- [EXERCISE INSTRUCTIONS] Take the entries that follow and return only the lines from the one with "Read out every word on this page." through the final line, leaving every picture behind.
+++++
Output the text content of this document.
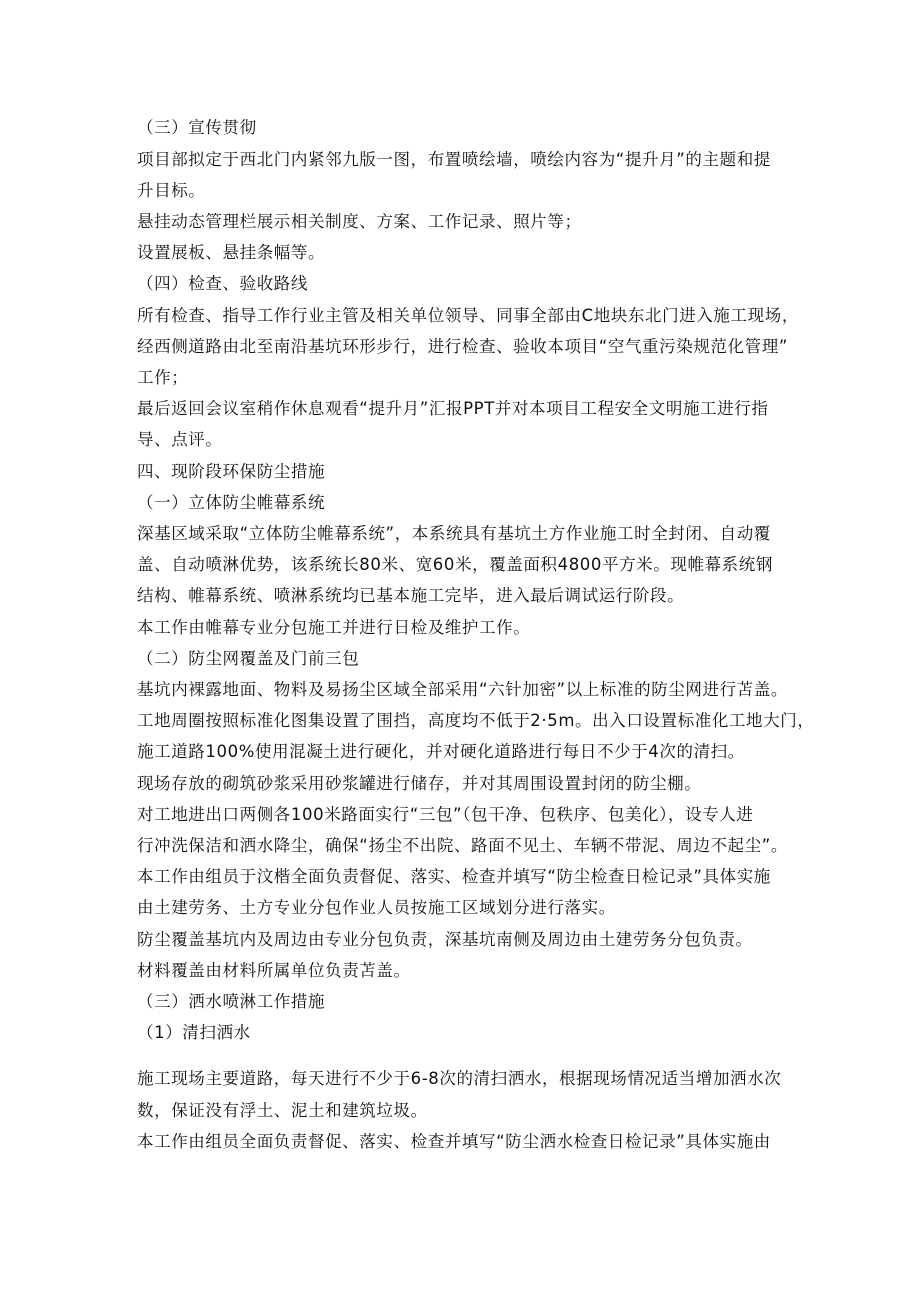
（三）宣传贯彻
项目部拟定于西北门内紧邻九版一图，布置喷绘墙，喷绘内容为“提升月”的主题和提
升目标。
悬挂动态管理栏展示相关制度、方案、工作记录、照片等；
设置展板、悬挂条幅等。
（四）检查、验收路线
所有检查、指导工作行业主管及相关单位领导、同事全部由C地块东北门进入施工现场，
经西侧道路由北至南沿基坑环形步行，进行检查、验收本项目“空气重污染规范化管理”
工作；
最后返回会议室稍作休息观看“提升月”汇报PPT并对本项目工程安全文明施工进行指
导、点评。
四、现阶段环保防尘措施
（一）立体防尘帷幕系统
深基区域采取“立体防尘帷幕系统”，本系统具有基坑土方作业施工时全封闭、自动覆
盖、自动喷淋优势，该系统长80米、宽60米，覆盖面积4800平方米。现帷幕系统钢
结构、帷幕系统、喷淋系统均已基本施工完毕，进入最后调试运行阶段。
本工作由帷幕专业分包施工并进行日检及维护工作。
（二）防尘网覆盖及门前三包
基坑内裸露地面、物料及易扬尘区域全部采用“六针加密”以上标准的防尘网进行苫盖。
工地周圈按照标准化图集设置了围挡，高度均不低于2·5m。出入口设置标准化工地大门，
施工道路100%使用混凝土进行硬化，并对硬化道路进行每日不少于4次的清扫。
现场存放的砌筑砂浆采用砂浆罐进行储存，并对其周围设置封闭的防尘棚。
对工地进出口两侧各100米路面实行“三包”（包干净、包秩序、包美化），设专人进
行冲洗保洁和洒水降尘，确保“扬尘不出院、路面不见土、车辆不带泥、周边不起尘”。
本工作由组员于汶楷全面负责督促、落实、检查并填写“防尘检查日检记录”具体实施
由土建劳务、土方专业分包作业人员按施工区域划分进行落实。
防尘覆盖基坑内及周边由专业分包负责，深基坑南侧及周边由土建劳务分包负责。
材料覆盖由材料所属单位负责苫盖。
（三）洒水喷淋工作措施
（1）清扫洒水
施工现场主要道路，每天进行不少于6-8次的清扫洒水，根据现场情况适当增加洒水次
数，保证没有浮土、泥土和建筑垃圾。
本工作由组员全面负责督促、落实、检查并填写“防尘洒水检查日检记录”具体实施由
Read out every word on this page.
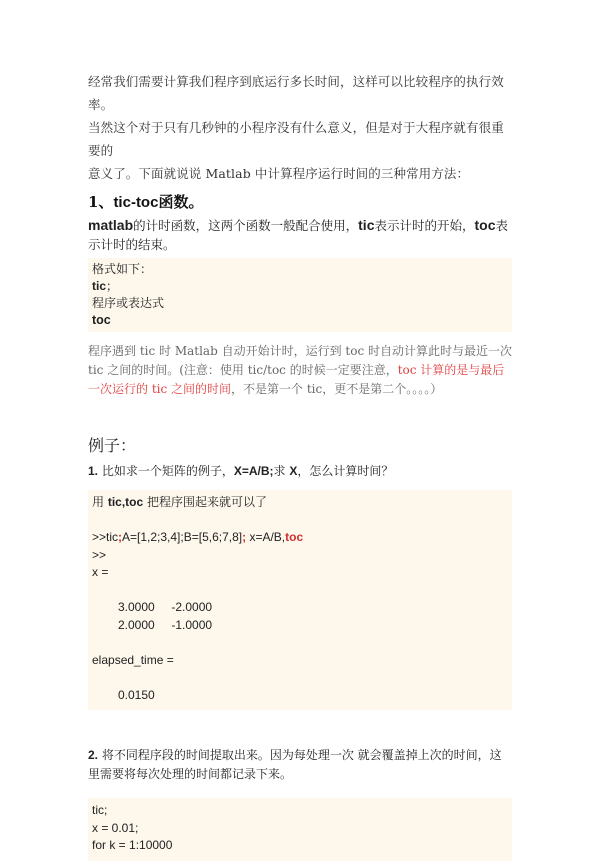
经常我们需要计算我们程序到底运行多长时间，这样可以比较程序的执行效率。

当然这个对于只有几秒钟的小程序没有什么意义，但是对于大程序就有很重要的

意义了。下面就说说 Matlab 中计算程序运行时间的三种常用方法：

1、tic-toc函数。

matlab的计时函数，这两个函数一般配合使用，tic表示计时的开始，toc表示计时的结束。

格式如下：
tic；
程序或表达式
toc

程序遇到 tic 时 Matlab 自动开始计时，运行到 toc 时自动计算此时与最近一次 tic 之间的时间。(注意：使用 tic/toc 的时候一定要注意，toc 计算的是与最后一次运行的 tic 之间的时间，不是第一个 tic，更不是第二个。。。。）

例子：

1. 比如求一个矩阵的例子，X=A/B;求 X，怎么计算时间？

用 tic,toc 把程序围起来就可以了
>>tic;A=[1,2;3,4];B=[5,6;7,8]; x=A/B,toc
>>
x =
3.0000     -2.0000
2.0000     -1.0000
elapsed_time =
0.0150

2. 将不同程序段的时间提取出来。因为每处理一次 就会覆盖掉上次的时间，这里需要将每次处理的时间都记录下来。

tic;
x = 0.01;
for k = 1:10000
+++++
- [FINAL RESULT]
Read out every word on this page.
经常我们需要计算我们程序到底运行多长时间，这样可以比较程序的执行效率。

当然这个对于只有几秒钟的小程序没有什么意义，但是对于大程序就有很重要的

意义了。下面就说说 Matlab 中计算程序运行时间的三种常用方法：

1、tic-toc函数。

matlab的计时函数，这两个函数一般配合使用，tic表示计时的开始，toc表示计时的结束。

格式如下：
tic；
程序或表达式
toc

程序遇到 tic 时 Matlab 自动开始计时，运行到 toc 时自动计算此时与最近一次 tic 之间的时间。(注意：使用 tic/toc 的时候一定要注意，toc 计算的是与最后一次运行的 tic 之间的时间，不是第一个 tic，更不是第二个。。。。）

例子：

1. 比如求一个矩阵的例子，X=A/B;求 X，怎么计算时间？

用 tic,toc 把程序围起来就可以了
>>tic;A=[1,2;3,4];B=[5,6;7,8]; x=A/B,toc
>>
x =
3.0000     -2.0000
2.0000     -1.0000
elapsed_time =
0.0150

2. 将不同程序段的时间提取出来。因为每处理一次 就会覆盖掉上次的时间，这里需要将每次处理的时间都记录下来。

tic;
x = 0.01;
for k = 1:10000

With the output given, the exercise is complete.